◆ What you are asked to do
Spot each line in the records below where the word "Daily" occurs, then copy it.

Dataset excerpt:
____

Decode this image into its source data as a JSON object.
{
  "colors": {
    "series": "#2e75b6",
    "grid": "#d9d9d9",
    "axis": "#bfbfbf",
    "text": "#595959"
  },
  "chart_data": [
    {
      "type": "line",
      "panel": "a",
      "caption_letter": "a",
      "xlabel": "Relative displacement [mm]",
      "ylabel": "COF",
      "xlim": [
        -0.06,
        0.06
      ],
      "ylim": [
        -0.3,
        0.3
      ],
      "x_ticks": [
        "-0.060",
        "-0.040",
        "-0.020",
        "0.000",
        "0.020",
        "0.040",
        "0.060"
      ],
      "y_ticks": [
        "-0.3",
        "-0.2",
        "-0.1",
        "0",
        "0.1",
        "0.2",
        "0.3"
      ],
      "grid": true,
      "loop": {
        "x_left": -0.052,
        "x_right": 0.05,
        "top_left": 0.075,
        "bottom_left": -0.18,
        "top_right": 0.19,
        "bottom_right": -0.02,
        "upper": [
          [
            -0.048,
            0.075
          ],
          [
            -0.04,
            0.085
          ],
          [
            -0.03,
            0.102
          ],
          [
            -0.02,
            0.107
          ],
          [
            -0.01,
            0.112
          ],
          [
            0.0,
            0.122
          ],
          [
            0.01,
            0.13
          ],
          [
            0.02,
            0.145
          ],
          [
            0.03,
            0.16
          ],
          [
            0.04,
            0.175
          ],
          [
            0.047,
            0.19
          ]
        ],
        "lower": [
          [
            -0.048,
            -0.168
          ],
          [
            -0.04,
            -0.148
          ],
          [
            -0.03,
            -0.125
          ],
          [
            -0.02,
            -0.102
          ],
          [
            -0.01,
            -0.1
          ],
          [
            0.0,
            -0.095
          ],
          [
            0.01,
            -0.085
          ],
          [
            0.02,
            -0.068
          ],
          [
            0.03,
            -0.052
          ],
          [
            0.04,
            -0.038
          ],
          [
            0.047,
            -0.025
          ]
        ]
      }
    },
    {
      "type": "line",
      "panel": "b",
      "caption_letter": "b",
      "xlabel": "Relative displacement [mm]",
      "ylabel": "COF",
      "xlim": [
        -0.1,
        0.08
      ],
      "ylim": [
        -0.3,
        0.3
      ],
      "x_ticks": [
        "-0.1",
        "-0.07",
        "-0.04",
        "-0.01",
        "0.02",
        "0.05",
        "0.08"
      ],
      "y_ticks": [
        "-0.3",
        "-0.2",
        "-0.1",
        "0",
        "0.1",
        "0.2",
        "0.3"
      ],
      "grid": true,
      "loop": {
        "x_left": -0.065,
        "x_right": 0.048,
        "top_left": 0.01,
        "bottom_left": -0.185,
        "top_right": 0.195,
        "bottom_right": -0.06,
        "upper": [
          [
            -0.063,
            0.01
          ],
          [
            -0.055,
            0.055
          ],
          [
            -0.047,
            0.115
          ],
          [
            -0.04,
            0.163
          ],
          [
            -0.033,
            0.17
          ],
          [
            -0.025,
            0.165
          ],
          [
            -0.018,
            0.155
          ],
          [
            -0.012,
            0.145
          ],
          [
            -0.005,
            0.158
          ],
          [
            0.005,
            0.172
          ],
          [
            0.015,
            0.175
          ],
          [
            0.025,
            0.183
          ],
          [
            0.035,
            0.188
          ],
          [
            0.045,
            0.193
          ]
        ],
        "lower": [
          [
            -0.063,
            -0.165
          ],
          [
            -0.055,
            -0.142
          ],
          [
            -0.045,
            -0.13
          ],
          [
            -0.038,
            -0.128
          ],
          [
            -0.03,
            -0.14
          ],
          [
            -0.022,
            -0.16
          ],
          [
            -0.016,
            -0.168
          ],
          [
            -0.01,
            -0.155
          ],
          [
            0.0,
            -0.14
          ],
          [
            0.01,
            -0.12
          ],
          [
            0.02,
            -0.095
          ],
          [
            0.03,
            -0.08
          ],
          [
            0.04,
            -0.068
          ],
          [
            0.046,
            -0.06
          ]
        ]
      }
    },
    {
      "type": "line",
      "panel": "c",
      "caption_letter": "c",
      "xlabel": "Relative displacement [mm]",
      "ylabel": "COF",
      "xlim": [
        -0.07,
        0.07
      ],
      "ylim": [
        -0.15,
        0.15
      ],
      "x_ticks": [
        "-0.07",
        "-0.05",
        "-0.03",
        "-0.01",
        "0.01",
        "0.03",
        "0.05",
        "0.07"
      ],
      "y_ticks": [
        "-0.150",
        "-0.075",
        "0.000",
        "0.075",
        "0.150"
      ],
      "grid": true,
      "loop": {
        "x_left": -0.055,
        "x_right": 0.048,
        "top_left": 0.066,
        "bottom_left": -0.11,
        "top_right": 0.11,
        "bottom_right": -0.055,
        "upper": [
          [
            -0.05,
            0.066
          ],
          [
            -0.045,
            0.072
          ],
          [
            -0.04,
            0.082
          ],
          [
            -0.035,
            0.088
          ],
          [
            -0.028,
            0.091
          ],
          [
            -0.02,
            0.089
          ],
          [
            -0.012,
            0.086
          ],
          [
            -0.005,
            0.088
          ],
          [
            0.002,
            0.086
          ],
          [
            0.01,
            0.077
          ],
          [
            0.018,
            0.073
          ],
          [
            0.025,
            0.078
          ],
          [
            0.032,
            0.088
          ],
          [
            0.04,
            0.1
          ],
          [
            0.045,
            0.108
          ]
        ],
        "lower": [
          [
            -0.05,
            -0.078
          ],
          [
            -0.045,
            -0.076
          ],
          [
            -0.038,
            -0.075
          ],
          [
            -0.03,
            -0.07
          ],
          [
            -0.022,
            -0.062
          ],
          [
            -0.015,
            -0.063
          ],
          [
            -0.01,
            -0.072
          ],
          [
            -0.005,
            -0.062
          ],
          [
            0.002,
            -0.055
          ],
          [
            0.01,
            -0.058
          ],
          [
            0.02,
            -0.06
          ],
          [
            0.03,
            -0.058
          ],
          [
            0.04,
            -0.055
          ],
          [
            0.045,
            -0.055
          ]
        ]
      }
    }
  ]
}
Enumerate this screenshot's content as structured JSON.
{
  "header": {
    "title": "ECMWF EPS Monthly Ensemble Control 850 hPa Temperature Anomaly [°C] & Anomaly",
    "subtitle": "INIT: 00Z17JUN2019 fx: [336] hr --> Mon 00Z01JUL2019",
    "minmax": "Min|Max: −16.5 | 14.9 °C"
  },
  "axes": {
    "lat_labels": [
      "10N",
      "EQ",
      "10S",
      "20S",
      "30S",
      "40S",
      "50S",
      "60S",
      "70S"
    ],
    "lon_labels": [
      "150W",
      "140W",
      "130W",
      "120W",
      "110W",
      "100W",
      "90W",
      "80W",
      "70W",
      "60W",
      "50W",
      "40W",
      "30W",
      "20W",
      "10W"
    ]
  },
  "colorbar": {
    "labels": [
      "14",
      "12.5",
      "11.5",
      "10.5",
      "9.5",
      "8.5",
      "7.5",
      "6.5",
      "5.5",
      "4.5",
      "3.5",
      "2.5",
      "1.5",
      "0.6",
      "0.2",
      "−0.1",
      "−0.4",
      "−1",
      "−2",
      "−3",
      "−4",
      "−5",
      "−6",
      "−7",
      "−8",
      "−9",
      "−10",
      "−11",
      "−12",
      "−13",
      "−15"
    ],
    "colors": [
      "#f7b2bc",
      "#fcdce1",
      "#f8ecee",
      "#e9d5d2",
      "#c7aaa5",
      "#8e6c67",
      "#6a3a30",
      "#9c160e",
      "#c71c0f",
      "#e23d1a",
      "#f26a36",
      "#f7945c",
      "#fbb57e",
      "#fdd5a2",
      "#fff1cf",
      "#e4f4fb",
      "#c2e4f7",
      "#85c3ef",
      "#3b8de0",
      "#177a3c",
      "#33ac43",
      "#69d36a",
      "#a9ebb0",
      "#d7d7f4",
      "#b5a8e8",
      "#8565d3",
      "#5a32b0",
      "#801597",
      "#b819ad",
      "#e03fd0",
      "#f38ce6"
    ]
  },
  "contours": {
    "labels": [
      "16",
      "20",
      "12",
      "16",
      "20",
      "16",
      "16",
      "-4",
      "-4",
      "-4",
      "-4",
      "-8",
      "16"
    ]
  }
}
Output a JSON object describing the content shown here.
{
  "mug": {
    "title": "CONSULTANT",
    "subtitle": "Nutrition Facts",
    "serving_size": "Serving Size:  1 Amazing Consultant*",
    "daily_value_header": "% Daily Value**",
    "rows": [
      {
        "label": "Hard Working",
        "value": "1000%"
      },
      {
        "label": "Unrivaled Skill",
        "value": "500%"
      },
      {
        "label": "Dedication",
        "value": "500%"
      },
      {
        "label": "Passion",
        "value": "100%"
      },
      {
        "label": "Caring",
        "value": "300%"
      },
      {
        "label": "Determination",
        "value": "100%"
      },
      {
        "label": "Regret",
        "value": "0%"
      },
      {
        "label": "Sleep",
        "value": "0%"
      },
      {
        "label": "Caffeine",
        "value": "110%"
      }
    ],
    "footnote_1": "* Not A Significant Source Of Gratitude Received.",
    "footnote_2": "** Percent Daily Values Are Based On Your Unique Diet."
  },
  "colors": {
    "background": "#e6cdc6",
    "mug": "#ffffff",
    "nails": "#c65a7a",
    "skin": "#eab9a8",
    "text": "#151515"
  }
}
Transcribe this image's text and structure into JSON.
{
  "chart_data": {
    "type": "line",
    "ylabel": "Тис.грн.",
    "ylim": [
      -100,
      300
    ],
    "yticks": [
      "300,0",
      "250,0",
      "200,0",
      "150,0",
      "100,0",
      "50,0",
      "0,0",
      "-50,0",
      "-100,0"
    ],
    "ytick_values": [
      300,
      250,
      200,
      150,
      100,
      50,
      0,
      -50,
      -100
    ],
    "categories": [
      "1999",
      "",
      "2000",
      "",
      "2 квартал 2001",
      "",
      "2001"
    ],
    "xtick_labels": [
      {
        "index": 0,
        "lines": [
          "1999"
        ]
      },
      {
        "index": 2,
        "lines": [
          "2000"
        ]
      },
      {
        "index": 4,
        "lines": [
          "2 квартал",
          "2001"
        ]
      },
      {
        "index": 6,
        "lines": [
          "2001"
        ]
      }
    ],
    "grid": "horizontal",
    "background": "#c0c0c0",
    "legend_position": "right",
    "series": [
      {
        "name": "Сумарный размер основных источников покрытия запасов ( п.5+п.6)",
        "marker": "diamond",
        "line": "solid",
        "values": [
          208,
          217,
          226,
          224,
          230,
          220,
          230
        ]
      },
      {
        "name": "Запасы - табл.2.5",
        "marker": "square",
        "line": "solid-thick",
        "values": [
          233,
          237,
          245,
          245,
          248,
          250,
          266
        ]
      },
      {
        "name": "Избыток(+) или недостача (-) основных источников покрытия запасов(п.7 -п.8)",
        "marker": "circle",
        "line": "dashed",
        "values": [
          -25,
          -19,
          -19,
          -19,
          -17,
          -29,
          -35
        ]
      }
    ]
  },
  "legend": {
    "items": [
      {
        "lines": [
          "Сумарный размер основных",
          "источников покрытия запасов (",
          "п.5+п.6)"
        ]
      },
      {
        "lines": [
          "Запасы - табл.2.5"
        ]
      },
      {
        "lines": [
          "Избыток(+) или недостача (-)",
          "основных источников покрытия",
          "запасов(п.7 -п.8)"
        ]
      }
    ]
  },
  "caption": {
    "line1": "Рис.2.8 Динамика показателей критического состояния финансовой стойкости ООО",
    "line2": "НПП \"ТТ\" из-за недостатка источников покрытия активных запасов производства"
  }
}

____

◆ Expected answer
    "daily_value_header": "% Daily Value**",
    "footnote_2": "** Percent Daily Values Are Based On Your Unique Diet."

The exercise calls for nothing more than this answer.